Figure record extracts:
------------------------

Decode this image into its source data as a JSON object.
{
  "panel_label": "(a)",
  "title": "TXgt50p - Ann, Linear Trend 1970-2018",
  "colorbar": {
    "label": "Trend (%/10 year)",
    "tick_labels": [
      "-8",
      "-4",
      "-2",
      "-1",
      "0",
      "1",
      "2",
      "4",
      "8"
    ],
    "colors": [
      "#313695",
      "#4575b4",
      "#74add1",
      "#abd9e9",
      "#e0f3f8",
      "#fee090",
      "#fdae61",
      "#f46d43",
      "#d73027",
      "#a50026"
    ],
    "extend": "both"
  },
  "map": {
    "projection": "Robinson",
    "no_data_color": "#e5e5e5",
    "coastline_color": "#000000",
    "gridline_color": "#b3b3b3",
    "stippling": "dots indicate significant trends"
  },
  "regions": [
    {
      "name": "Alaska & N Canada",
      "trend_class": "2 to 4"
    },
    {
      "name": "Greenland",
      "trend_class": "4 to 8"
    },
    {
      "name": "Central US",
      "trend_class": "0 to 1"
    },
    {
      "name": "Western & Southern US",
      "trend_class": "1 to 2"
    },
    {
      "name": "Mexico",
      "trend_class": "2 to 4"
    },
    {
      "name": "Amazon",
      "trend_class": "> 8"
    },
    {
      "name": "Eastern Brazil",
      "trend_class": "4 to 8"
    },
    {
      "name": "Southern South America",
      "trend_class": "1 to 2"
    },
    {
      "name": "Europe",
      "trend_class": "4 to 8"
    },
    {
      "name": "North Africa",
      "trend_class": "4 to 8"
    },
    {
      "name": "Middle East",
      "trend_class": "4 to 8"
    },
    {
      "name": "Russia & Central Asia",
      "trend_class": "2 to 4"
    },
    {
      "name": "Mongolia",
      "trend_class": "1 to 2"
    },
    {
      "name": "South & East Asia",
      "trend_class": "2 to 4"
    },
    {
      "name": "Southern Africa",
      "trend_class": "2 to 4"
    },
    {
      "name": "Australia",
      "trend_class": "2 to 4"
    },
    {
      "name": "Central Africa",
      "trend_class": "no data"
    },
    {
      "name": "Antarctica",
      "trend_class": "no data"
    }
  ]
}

------------------------

*Task statement*.
Write out the material exactly as given.

*Answer to this problem*.
Decode this image into its source data as a JSON object.
{
  "panel_label": "(a)",
  "title": "TXgt50p - Ann, Linear Trend 1970-2018",
  "colorbar": {
    "label": "Trend (%/10 year)",
    "tick_labels": [
      "-8",
      "-4",
      "-2",
      "-1",
      "0",
      "1",
      "2",
      "4",
      "8"
    ],
    "colors": [
      "#313695",
      "#4575b4",
      "#74add1",
      "#abd9e9",
      "#e0f3f8",
      "#fee090",
      "#fdae61",
      "#f46d43",
      "#d73027",
      "#a50026"
    ],
    "extend": "both"
  },
  "map": {
    "projection": "Robinson",
    "no_data_color": "#e5e5e5",
    "coastline_color": "#000000",
    "gridline_color": "#b3b3b3",
    "stippling": "dots indicate significant trends"
  },
  "regions": [
    {
      "name": "Alaska & N Canada",
      "trend_class": "2 to 4"
    },
    {
      "name": "Greenland",
      "trend_class": "4 to 8"
    },
    {
      "name": "Central US",
      "trend_class": "0 to 1"
    },
    {
      "name": "Western & Southern US",
      "trend_class": "1 to 2"
    },
    {
      "name": "Mexico",
      "trend_class": "2 to 4"
    },
    {
      "name": "Amazon",
      "trend_class": "> 8"
    },
    {
      "name": "Eastern Brazil",
      "trend_class": "4 to 8"
    },
    {
      "name": "Southern South America",
      "trend_class": "1 to 2"
    },
    {
      "name": "Europe",
      "trend_class": "4 to 8"
    },
    {
      "name": "North Africa",
      "trend_class": "4 to 8"
    },
    {
      "name": "Middle East",
      "trend_class": "4 to 8"
    },
    {
      "name": "Russia & Central Asia",
      "trend_class": "2 to 4"
    },
    {
      "name": "Mongolia",
      "trend_class": "1 to 2"
    },
    {
      "name": "South & East Asia",
      "trend_class": "2 to 4"
    },
    {
      "name": "Southern Africa",
      "trend_class": "2 to 4"
    },
    {
      "name": "Australia",
      "trend_class": "2 to 4"
    },
    {
      "name": "Central Africa",
      "trend_class": "no data"
    },
    {
      "name": "Antarctica",
      "trend_class": "no data"
    }
  ]
}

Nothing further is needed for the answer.